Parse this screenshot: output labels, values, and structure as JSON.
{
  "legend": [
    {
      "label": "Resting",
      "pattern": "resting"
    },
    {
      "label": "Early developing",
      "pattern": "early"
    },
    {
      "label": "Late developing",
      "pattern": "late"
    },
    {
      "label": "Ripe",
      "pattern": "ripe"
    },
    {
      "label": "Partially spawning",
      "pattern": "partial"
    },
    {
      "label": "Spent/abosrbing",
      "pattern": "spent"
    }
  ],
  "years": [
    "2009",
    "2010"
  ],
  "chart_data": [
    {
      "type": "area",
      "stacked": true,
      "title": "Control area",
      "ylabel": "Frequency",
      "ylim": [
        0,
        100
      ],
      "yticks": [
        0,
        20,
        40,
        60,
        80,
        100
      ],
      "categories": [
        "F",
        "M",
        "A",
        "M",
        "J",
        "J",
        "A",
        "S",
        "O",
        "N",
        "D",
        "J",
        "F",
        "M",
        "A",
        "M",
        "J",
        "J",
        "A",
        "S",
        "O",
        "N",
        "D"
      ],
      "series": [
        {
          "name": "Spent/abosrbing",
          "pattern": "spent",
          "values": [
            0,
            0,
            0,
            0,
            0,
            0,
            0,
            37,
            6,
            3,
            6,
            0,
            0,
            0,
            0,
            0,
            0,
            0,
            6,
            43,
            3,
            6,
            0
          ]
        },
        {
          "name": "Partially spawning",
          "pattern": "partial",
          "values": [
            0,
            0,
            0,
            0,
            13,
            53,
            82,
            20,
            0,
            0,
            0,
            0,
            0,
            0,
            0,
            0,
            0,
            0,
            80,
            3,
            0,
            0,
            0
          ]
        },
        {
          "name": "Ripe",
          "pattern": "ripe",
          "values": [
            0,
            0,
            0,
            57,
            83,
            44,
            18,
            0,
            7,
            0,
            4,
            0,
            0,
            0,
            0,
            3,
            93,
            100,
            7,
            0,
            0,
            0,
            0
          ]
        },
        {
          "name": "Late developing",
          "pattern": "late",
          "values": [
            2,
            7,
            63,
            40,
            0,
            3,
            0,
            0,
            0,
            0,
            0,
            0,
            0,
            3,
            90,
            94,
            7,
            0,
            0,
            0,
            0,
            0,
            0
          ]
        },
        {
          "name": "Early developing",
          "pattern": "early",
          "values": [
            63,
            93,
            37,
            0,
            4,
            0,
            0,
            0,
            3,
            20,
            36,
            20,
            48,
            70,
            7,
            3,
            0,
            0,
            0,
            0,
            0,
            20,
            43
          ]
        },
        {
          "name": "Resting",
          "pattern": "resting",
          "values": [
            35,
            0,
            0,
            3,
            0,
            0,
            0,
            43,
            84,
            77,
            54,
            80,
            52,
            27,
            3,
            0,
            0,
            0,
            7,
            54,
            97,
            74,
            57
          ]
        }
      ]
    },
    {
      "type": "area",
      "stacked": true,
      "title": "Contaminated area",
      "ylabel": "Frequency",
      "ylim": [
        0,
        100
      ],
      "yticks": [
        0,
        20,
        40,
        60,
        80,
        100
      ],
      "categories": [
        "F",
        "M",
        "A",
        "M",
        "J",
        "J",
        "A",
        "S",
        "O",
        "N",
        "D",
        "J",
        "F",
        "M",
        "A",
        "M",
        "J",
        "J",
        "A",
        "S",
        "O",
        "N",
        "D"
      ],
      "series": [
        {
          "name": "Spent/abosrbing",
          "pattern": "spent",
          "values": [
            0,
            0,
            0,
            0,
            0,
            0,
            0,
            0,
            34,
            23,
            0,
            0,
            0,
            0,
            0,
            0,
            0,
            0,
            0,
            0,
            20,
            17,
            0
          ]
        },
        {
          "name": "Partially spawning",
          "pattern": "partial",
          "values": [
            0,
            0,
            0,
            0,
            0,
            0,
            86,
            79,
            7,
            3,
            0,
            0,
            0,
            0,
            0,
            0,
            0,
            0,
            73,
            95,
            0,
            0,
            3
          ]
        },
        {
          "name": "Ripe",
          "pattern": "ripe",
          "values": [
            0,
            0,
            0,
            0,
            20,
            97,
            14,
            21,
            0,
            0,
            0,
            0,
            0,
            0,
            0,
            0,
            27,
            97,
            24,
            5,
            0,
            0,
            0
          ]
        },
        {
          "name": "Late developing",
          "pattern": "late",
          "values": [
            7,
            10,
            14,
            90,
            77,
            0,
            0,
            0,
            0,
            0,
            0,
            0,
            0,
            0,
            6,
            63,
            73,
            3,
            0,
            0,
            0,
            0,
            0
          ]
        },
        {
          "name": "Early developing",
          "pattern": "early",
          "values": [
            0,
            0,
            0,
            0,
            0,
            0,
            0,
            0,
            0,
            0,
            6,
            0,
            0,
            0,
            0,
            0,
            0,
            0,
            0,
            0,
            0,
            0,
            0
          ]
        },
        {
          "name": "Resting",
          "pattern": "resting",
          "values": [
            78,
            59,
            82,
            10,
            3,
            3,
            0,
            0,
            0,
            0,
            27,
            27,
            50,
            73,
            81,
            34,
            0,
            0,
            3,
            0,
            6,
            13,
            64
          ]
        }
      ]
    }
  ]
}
=-=-=
● **WORK REQUIRED**
Each line of the material should be echoed exactly.

● **OUTPUT OF THE EXERCISE**
Parse this screenshot: output labels, values, and structure as JSON.
{
  "legend": [
    {
      "label": "Resting",
      "pattern": "resting"
    },
    {
      "label": "Early developing",
      "pattern": "early"
    },
    {
      "label": "Late developing",
      "pattern": "late"
    },
    {
      "label": "Ripe",
      "pattern": "ripe"
    },
    {
      "label": "Partially spawning",
      "pattern": "partial"
    },
    {
      "label": "Spent/abosrbing",
      "pattern": "spent"
    }
  ],
  "years": [
    "2009",
    "2010"
  ],
  "chart_data": [
    {
      "type": "area",
      "stacked": true,
      "title": "Control area",
      "ylabel": "Frequency",
      "ylim": [
        0,
        100
      ],
      "yticks": [
        0,
        20,
        40,
        60,
        80,
        100
      ],
      "categories": [
        "F",
        "M",
        "A",
        "M",
        "J",
        "J",
        "A",
        "S",
        "O",
        "N",
        "D",
        "J",
        "F",
        "M",
        "A",
        "M",
        "J",
        "J",
        "A",
        "S",
        "O",
        "N",
        "D"
      ],
      "series": [
        {
          "name": "Spent/abosrbing",
          "pattern": "spent",
          "values": [
            0,
            0,
            0,
            0,
            0,
            0,
            0,
            37,
            6,
            3,
            6,
            0,
            0,
            0,
            0,
            0,
            0,
            0,
            6,
            43,
            3,
            6,
            0
          ]
        },
        {
          "name": "Partially spawning",
          "pattern": "partial",
          "values": [
            0,
            0,
            0,
            0,
            13,
            53,
            82,
            20,
            0,
            0,
            0,
            0,
            0,
            0,
            0,
            0,
            0,
            0,
            80,
            3,
            0,
            0,
            0
          ]
        },
        {
          "name": "Ripe",
          "pattern": "ripe",
          "values": [
            0,
            0,
            0,
            57,
            83,
            44,
            18,
            0,
            7,
            0,
            4,
            0,
            0,
            0,
            0,
            3,
            93,
            100,
            7,
            0,
            0,
            0,
            0
          ]
        },
        {
          "name": "Late developing",
          "pattern": "late",
          "values": [
            2,
            7,
            63,
            40,
            0,
            3,
            0,
            0,
            0,
            0,
            0,
            0,
            0,
            3,
            90,
            94,
            7,
            0,
            0,
            0,
            0,
            0,
            0
          ]
        },
        {
          "name": "Early developing",
          "pattern": "early",
          "values": [
            63,
            93,
            37,
            0,
            4,
            0,
            0,
            0,
            3,
            20,
            36,
            20,
            48,
            70,
            7,
            3,
            0,
            0,
            0,
            0,
            0,
            20,
            43
          ]
        },
        {
          "name": "Resting",
          "pattern": "resting",
          "values": [
            35,
            0,
            0,
            3,
            0,
            0,
            0,
            43,
            84,
            77,
            54,
            80,
            52,
            27,
            3,
            0,
            0,
            0,
            7,
            54,
            97,
            74,
            57
          ]
        }
      ]
    },
    {
      "type": "area",
      "stacked": true,
      "title": "Contaminated area",
      "ylabel": "Frequency",
      "ylim": [
        0,
        100
      ],
      "yticks": [
        0,
        20,
        40,
        60,
        80,
        100
      ],
      "categories": [
        "F",
        "M",
        "A",
        "M",
        "J",
        "J",
        "A",
        "S",
        "O",
        "N",
        "D",
        "J",
        "F",
        "M",
        "A",
        "M",
        "J",
        "J",
        "A",
        "S",
        "O",
        "N",
        "D"
      ],
      "series": [
        {
          "name": "Spent/abosrbing",
          "pattern": "spent",
          "values": [
            0,
            0,
            0,
            0,
            0,
            0,
            0,
            0,
            34,
            23,
            0,
            0,
            0,
            0,
            0,
            0,
            0,
            0,
            0,
            0,
            20,
            17,
            0
          ]
        },
        {
          "name": "Partially spawning",
          "pattern": "partial",
          "values": [
            0,
            0,
            0,
            0,
            0,
            0,
            86,
            79,
            7,
            3,
            0,
            0,
            0,
            0,
            0,
            0,
            0,
            0,
            73,
            95,
            0,
            0,
            3
          ]
        },
        {
          "name": "Ripe",
          "pattern": "ripe",
          "values": [
            0,
            0,
            0,
            0,
            20,
            97,
            14,
            21,
            0,
            0,
            0,
            0,
            0,
            0,
            0,
            0,
            27,
            97,
            24,
            5,
            0,
            0,
            0
          ]
        },
        {
          "name": "Late developing",
          "pattern": "late",
          "values": [
            7,
            10,
            14,
            90,
            77,
            0,
            0,
            0,
            0,
            0,
            0,
            0,
            0,
            0,
            6,
            63,
            73,
            3,
            0,
            0,
            0,
            0,
            0
          ]
        },
        {
          "name": "Early developing",
          "pattern": "early",
          "values": [
            0,
            0,
            0,
            0,
            0,
            0,
            0,
            0,
            0,
            0,
            6,
            0,
            0,
            0,
            0,
            0,
            0,
            0,
            0,
            0,
            0,
            0,
            0
          ]
        },
        {
          "name": "Resting",
          "pattern": "resting",
          "values": [
            78,
            59,
            82,
            10,
            3,
            3,
            0,
            0,
            0,
            0,
            27,
            27,
            50,
            73,
            81,
            34,
            0,
            0,
            3,
            0,
            6,
            13,
            64
          ]
        }
      ]
    }
  ]
}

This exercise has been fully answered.